Stored data entries:

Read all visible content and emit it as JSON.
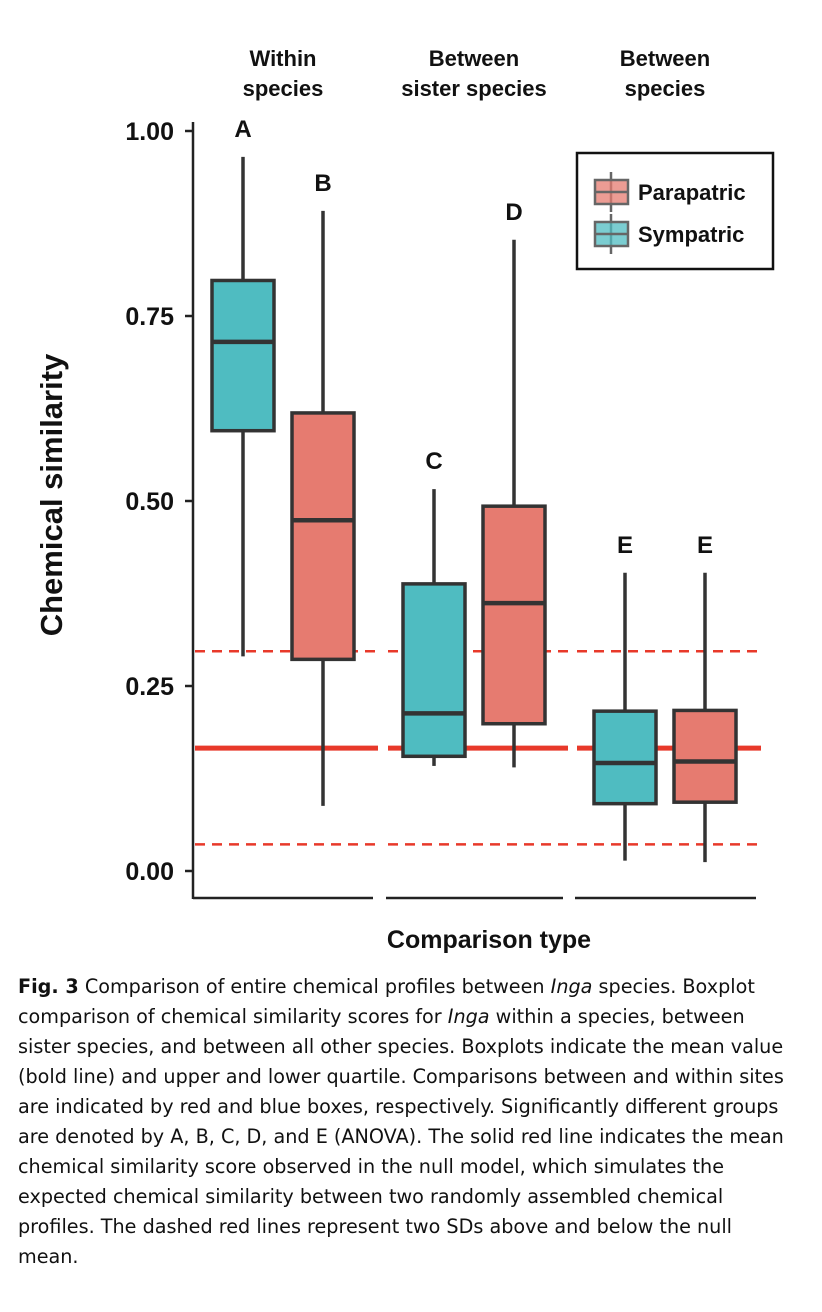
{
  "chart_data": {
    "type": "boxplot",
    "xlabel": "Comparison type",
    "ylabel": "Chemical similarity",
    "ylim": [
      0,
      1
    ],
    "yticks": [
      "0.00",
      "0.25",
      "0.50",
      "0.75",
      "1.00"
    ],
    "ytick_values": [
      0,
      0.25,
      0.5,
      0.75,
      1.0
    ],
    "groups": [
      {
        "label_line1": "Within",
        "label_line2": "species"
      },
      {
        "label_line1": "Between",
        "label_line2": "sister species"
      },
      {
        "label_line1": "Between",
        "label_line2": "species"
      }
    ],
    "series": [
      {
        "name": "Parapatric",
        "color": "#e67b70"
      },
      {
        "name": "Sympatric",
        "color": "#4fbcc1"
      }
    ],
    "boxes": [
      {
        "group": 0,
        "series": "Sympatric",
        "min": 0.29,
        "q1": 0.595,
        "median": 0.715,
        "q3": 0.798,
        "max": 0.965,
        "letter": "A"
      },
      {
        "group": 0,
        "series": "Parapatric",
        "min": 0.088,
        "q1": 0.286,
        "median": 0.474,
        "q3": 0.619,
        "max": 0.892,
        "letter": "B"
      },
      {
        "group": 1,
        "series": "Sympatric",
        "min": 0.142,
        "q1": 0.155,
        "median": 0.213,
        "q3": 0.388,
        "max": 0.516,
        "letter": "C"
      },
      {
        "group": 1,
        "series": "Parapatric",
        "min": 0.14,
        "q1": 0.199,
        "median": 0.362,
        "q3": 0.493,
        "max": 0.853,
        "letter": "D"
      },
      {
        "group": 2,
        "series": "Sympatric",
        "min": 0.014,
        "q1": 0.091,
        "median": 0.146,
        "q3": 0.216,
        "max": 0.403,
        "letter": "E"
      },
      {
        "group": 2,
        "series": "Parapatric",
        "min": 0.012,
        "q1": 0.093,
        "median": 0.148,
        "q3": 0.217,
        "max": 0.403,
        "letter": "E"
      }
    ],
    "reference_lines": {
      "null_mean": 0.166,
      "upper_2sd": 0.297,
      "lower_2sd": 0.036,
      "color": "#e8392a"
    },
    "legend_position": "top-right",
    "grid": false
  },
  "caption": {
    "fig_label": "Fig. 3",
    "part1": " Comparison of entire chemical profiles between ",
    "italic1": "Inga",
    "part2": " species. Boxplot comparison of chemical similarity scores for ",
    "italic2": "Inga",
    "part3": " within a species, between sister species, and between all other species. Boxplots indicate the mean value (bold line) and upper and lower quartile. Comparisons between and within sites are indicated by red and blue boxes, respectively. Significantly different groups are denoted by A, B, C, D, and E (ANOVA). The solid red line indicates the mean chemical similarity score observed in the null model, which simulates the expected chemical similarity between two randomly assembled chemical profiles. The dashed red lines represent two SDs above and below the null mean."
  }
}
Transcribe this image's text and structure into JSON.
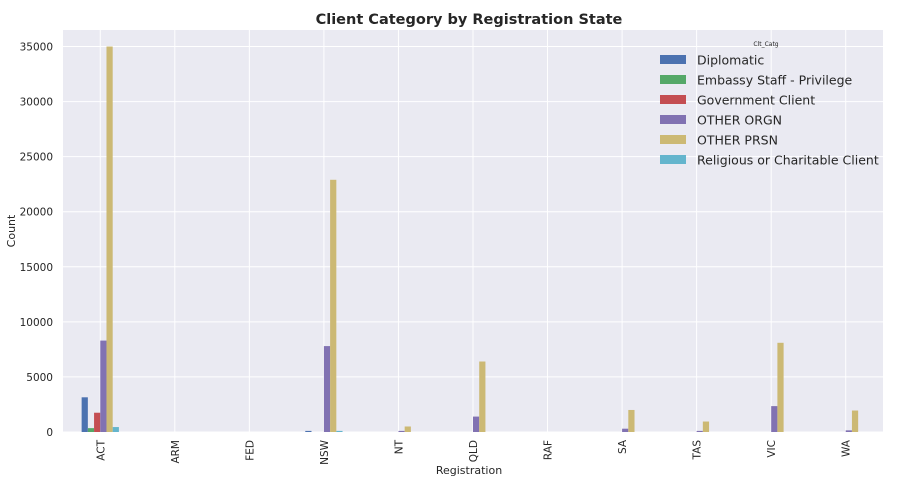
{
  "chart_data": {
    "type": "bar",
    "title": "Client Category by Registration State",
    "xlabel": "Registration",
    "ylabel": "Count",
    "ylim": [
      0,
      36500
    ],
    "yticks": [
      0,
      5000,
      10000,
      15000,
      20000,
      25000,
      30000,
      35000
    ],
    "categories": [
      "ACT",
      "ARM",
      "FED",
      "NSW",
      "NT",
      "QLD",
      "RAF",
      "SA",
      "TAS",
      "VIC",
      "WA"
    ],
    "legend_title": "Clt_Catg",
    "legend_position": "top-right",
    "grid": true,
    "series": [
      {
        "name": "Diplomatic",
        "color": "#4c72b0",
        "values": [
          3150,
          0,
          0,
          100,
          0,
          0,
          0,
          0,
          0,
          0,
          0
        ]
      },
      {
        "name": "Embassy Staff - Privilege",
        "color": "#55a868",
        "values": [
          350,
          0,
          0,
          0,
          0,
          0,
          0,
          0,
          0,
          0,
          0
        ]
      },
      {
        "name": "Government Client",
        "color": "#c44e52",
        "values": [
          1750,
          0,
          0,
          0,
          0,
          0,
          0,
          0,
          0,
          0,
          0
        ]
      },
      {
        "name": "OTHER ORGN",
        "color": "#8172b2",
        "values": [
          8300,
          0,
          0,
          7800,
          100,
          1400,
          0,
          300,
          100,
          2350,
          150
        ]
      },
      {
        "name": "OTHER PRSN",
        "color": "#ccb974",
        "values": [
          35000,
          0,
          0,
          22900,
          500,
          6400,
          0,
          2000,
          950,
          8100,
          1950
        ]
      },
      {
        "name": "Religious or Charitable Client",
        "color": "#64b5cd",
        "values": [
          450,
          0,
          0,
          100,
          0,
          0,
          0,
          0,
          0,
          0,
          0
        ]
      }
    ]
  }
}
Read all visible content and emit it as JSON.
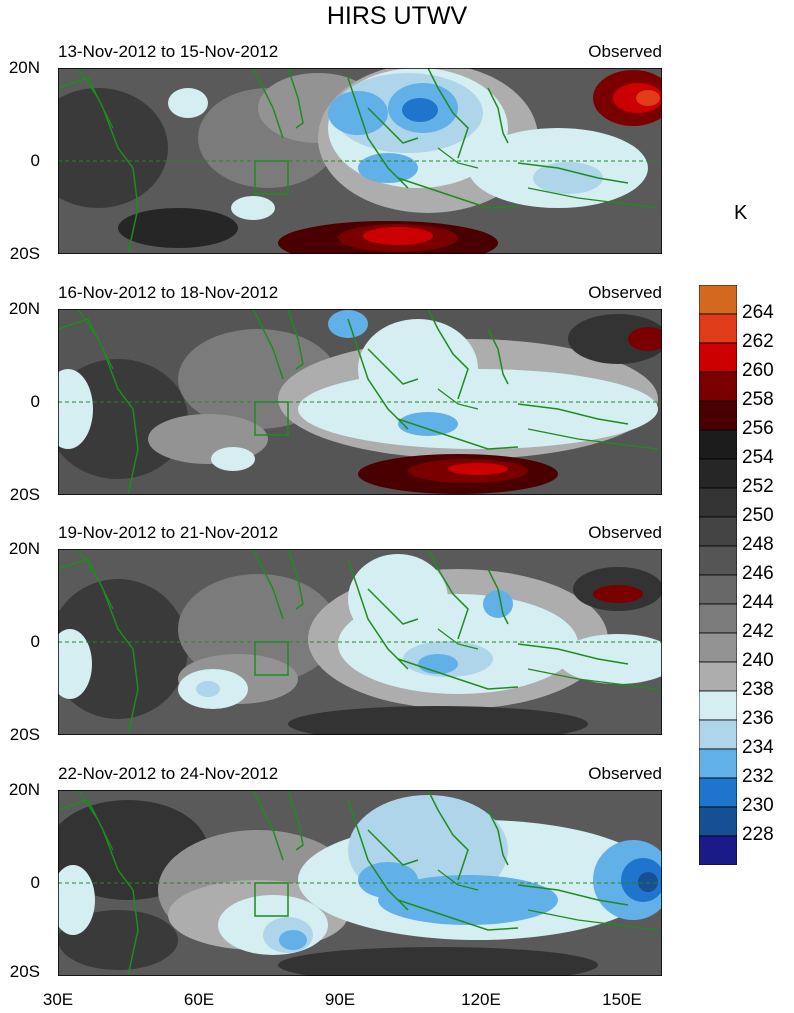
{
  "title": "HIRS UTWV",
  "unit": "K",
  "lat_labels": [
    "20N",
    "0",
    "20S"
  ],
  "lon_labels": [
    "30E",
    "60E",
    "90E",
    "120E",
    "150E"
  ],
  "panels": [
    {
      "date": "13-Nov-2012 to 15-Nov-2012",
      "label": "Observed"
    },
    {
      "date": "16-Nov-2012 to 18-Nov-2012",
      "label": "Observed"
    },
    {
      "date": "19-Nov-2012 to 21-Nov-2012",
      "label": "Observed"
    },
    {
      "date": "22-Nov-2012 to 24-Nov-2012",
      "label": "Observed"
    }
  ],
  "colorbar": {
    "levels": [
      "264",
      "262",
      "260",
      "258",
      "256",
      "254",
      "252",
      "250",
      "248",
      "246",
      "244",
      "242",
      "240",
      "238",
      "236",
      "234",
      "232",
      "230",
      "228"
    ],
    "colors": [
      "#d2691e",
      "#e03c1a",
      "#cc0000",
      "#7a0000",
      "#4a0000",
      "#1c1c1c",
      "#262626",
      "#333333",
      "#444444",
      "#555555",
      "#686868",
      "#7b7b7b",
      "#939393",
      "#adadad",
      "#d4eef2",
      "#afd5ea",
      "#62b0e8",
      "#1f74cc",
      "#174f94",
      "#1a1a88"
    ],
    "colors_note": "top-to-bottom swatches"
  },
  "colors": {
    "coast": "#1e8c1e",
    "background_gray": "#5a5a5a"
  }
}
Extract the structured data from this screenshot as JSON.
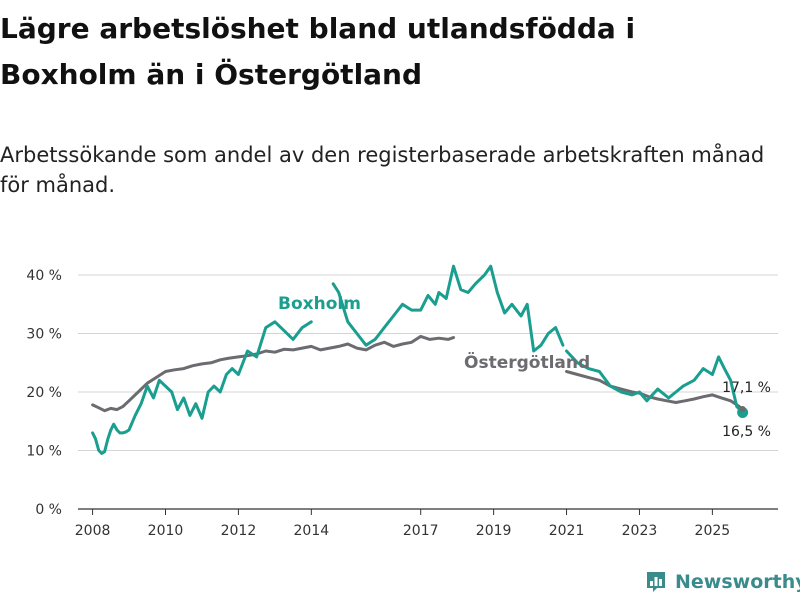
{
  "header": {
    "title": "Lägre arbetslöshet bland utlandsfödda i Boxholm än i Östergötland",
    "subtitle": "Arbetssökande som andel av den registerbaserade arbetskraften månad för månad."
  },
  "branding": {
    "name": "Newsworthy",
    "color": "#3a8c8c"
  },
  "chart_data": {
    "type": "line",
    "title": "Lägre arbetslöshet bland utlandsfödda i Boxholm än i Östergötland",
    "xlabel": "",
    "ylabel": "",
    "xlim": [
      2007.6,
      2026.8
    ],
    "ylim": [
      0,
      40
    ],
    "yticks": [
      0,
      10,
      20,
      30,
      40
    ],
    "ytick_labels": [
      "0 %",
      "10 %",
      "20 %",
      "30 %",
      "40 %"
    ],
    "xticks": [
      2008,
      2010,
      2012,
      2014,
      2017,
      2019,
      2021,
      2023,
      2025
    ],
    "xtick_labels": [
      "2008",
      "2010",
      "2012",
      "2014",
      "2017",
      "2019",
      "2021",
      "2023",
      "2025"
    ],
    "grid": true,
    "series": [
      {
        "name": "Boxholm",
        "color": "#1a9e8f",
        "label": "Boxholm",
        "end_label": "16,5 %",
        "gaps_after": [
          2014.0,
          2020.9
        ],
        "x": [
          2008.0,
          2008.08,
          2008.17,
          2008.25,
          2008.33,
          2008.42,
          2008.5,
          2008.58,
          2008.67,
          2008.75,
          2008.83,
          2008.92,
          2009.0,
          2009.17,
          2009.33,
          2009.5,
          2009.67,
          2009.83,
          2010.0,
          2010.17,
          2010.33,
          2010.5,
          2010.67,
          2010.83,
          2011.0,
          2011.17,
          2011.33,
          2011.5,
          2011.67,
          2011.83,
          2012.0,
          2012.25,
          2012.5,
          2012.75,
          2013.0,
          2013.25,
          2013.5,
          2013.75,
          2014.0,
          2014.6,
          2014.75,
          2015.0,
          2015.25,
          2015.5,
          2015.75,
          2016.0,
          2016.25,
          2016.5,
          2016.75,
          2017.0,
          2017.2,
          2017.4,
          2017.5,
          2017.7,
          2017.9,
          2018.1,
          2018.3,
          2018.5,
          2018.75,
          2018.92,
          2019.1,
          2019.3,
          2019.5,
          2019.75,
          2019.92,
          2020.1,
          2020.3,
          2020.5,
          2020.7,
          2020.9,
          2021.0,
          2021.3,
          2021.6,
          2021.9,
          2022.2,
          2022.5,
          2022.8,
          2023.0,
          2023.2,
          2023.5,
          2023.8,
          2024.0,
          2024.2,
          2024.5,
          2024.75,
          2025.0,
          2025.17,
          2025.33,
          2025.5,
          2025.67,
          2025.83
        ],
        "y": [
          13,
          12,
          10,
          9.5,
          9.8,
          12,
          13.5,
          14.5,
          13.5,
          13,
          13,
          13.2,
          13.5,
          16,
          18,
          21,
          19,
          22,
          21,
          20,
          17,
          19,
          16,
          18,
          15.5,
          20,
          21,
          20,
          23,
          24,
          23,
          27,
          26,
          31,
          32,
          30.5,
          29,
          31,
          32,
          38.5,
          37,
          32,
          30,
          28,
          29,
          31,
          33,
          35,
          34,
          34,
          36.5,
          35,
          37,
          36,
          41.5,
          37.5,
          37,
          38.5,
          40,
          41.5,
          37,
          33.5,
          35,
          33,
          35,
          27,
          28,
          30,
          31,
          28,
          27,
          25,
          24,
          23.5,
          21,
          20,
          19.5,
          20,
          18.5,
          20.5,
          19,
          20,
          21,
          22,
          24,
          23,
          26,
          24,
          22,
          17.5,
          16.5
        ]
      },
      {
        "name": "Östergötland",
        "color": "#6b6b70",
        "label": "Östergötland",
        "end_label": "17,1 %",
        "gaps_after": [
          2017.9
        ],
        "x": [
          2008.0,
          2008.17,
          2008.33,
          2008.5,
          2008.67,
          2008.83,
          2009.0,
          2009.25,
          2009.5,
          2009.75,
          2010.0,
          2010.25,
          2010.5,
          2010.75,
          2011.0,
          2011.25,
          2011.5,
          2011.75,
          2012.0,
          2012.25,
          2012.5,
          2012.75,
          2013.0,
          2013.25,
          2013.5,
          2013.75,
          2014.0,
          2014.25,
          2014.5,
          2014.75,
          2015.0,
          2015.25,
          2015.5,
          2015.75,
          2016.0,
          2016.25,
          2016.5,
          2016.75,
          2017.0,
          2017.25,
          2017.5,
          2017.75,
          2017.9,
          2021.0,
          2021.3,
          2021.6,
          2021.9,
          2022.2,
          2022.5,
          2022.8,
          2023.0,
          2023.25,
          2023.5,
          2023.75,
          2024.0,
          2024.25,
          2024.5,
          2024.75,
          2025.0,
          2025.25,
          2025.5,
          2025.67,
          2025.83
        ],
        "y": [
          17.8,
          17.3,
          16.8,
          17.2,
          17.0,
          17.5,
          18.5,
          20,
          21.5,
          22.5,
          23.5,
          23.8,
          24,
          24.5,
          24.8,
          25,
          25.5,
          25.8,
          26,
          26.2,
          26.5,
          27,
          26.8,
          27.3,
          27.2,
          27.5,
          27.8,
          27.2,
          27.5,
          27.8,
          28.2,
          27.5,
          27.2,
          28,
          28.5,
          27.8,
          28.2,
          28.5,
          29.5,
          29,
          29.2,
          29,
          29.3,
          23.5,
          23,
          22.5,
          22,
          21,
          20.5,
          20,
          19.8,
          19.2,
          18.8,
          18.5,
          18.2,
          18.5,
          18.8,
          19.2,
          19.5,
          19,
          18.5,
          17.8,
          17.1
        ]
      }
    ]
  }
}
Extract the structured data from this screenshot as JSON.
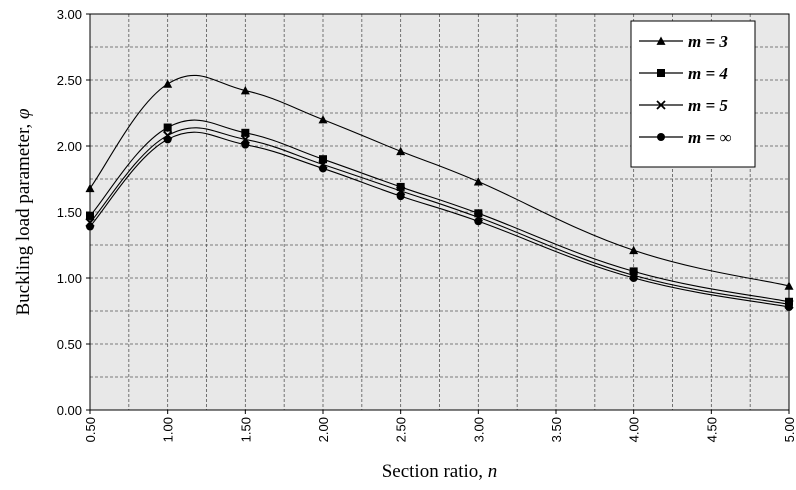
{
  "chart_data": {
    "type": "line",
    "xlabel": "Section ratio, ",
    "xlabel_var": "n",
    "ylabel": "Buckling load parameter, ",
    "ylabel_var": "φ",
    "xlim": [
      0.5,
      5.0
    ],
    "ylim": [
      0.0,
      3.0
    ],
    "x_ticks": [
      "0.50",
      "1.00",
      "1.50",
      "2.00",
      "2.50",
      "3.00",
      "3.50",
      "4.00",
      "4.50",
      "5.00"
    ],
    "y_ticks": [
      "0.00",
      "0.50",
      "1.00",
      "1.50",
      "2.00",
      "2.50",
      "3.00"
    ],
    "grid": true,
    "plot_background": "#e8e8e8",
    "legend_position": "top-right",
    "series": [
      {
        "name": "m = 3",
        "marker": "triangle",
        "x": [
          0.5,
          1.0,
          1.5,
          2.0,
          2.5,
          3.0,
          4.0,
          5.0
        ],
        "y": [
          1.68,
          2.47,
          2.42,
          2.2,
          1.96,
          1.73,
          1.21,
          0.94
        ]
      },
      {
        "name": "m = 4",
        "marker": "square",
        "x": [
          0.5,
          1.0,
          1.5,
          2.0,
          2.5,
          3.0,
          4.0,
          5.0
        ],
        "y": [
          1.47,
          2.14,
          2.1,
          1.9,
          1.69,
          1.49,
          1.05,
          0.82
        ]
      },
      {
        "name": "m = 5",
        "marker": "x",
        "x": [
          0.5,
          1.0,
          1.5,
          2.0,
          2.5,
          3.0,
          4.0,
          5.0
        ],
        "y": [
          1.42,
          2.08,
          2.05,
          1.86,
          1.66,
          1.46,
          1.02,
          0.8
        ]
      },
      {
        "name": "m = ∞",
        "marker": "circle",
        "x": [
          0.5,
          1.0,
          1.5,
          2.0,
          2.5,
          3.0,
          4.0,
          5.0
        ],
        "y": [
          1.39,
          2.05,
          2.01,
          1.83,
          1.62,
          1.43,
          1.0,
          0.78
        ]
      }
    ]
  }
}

- [Problem to work on] Only lines with "Östergötland" are wanted here; list each of them.

- [Full response]
    "title": "Lägre arbetslöshet bland utlandsfödda i Boxholm än i Östergötland",
    "title": "Lägre arbetslöshet bland utlandsfödda i Boxholm än i Östergötland",
        "name": "Östergötland",
        "label": "Östergötland",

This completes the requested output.